AIM OF THE EXERCISE - Gather all lines in the records below that include the word "screenshot".

--- Start of SUPPLIED RECORDS ---

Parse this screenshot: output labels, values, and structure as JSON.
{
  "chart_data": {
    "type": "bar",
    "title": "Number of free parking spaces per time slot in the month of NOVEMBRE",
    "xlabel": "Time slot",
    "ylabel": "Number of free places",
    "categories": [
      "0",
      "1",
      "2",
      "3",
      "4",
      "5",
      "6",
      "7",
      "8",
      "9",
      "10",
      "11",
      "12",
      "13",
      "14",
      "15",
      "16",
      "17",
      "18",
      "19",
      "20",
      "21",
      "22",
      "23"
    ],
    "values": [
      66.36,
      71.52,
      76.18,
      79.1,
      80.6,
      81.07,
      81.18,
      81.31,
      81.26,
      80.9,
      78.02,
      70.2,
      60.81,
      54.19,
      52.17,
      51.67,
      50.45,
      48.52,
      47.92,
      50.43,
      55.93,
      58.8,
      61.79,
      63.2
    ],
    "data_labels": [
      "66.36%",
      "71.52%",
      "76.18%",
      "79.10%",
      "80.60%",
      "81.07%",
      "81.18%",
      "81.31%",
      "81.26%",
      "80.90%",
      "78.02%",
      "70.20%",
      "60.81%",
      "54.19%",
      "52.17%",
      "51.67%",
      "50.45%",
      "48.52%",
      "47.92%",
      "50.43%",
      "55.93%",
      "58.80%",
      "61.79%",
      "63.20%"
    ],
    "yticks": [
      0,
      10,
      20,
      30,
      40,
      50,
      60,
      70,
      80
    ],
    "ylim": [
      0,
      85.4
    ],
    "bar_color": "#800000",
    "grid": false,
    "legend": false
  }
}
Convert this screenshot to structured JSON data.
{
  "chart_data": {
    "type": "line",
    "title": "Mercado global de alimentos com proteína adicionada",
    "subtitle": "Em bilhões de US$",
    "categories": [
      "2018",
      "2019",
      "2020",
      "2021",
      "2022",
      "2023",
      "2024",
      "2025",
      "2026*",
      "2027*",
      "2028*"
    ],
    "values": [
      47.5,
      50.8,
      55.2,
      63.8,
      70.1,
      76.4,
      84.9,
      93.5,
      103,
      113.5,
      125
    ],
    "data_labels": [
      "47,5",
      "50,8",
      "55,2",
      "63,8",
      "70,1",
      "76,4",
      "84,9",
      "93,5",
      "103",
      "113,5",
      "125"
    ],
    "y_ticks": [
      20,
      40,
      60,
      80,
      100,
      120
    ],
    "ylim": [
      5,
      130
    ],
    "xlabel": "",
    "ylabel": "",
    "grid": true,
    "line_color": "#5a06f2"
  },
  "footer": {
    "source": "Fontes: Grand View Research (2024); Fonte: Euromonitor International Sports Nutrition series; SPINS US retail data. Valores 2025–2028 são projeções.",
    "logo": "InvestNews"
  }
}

--- End of SUPPLIED RECORDS ---
--- Start of SUPPLIED RECORDS ---

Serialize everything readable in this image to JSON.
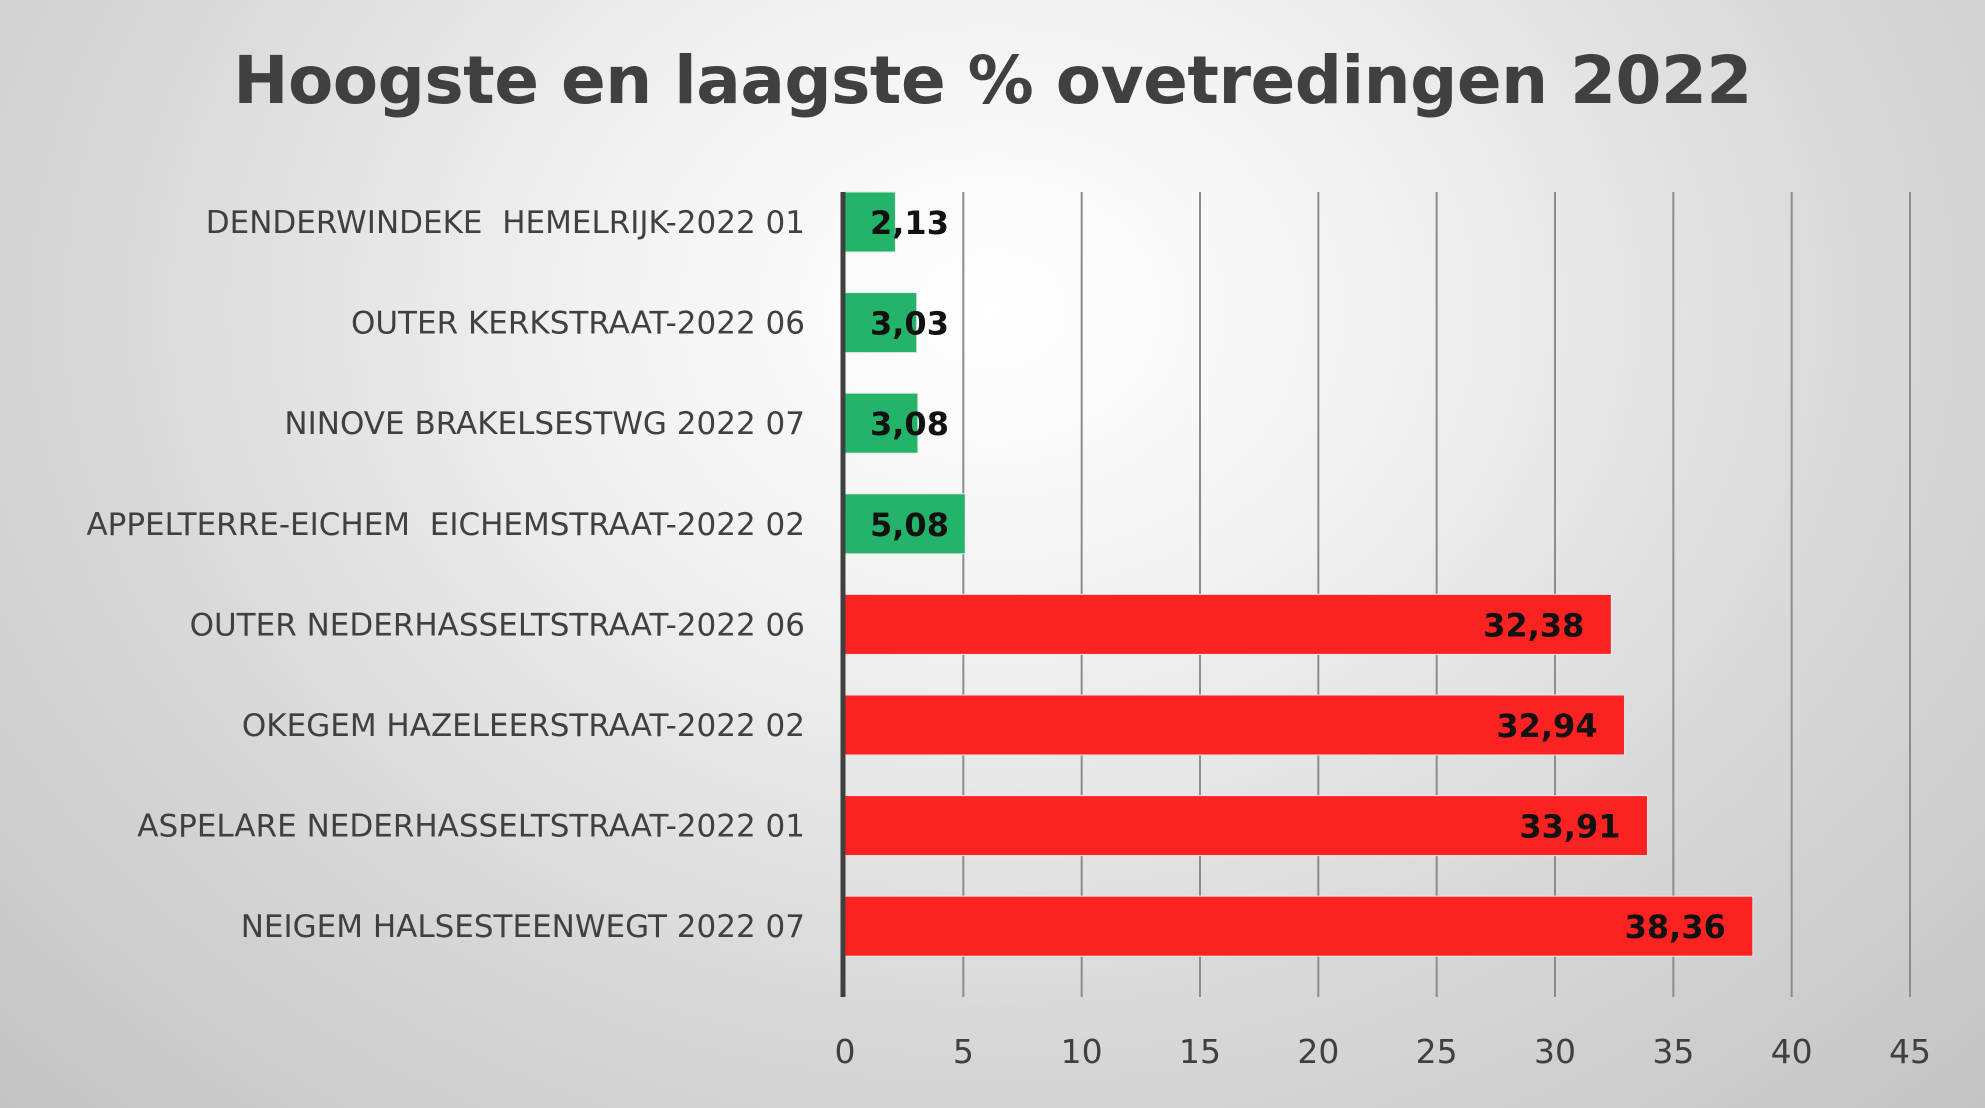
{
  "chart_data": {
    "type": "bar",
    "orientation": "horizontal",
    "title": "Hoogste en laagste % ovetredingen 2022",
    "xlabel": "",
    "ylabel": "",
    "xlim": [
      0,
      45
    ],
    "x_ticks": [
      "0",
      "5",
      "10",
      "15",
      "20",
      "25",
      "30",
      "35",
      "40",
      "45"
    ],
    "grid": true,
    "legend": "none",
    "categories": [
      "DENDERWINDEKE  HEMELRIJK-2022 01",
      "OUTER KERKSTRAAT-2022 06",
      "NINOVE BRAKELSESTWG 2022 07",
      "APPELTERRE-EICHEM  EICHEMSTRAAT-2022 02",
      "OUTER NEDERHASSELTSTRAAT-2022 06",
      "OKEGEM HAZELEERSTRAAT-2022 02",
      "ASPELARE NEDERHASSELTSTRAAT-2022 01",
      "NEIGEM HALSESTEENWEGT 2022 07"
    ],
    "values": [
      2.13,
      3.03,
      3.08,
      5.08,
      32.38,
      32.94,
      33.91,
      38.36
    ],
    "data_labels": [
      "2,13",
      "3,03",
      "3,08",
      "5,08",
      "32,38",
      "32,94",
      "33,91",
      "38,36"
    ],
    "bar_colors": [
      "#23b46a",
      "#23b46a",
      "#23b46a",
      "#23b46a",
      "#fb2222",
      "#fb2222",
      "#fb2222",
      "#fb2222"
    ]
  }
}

--- End of SUPPLIED RECORDS ---

EXERCISE OUTPUT -
Parse this screenshot: output labels, values, and structure as JSON.
Convert this screenshot to structured JSON data.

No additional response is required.